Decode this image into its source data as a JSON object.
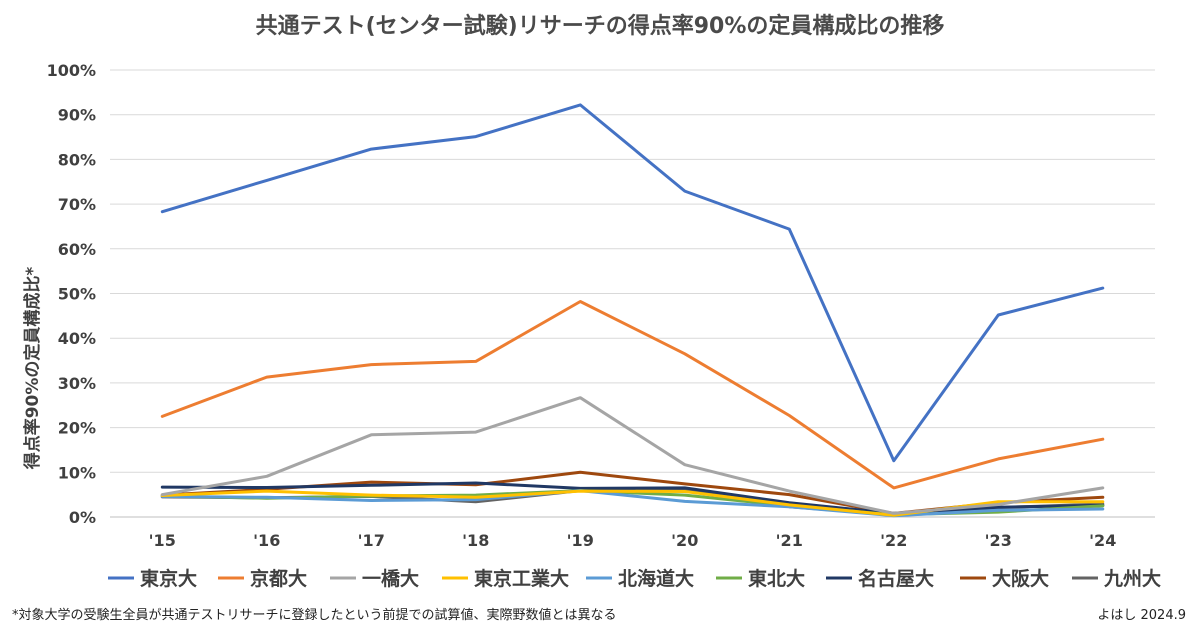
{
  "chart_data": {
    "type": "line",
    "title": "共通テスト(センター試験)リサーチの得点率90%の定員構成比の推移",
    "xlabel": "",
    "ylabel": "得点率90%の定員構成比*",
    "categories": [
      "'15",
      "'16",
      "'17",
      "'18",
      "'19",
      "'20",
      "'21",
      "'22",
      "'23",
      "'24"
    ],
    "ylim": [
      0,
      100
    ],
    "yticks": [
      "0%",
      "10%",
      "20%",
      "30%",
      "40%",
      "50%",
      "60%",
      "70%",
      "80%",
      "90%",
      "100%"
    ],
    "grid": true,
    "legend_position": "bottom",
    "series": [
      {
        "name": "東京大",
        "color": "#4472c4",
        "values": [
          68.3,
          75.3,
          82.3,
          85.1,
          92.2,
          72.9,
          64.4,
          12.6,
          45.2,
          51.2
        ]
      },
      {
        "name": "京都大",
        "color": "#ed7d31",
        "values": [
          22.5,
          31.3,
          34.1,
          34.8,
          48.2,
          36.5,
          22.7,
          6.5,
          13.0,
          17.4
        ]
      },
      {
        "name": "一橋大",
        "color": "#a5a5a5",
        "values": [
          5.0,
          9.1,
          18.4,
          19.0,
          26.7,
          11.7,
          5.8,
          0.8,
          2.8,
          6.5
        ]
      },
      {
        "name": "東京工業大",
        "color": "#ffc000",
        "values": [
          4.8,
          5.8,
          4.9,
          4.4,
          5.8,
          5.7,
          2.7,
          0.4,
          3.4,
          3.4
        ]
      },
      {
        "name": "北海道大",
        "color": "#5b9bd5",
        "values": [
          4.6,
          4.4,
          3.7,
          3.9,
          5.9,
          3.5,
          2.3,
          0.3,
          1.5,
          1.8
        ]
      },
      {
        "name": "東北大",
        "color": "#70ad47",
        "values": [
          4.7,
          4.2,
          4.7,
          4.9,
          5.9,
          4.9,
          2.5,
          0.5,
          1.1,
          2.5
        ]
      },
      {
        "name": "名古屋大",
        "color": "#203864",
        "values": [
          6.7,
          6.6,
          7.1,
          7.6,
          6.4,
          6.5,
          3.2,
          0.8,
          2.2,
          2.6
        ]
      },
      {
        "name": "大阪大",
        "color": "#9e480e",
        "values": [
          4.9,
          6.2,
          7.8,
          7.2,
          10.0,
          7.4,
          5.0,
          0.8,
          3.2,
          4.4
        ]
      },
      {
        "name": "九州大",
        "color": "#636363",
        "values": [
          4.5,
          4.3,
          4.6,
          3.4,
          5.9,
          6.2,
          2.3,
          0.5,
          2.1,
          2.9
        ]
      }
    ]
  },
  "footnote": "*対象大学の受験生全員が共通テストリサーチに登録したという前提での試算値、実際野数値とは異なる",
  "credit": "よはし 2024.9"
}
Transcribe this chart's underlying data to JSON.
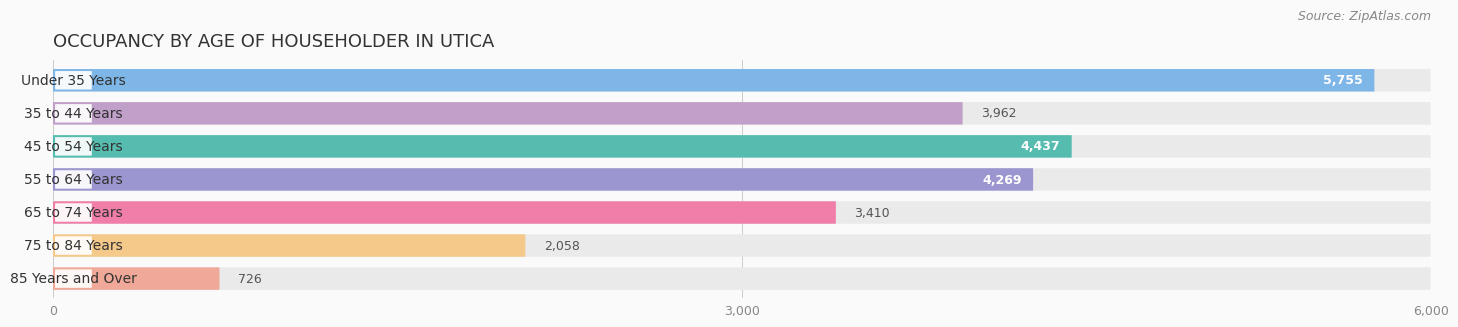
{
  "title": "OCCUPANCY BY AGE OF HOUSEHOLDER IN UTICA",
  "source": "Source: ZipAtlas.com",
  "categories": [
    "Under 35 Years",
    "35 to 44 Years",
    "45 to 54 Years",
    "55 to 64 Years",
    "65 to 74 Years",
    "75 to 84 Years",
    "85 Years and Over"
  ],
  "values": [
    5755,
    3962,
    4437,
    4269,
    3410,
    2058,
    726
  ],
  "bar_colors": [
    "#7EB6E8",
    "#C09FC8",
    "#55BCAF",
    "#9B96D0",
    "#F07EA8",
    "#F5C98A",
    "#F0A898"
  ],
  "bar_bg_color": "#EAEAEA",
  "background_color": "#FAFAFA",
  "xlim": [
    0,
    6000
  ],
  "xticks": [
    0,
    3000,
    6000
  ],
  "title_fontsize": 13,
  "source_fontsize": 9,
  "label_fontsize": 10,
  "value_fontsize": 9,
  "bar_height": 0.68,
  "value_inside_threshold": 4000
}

★ ★ ★

What you need to do: Extract every line from the records above that contains the word "this".

Exercise output:
Decode this image into its source data as a JSON object.
Transcribe this chart's underlying data to JSON.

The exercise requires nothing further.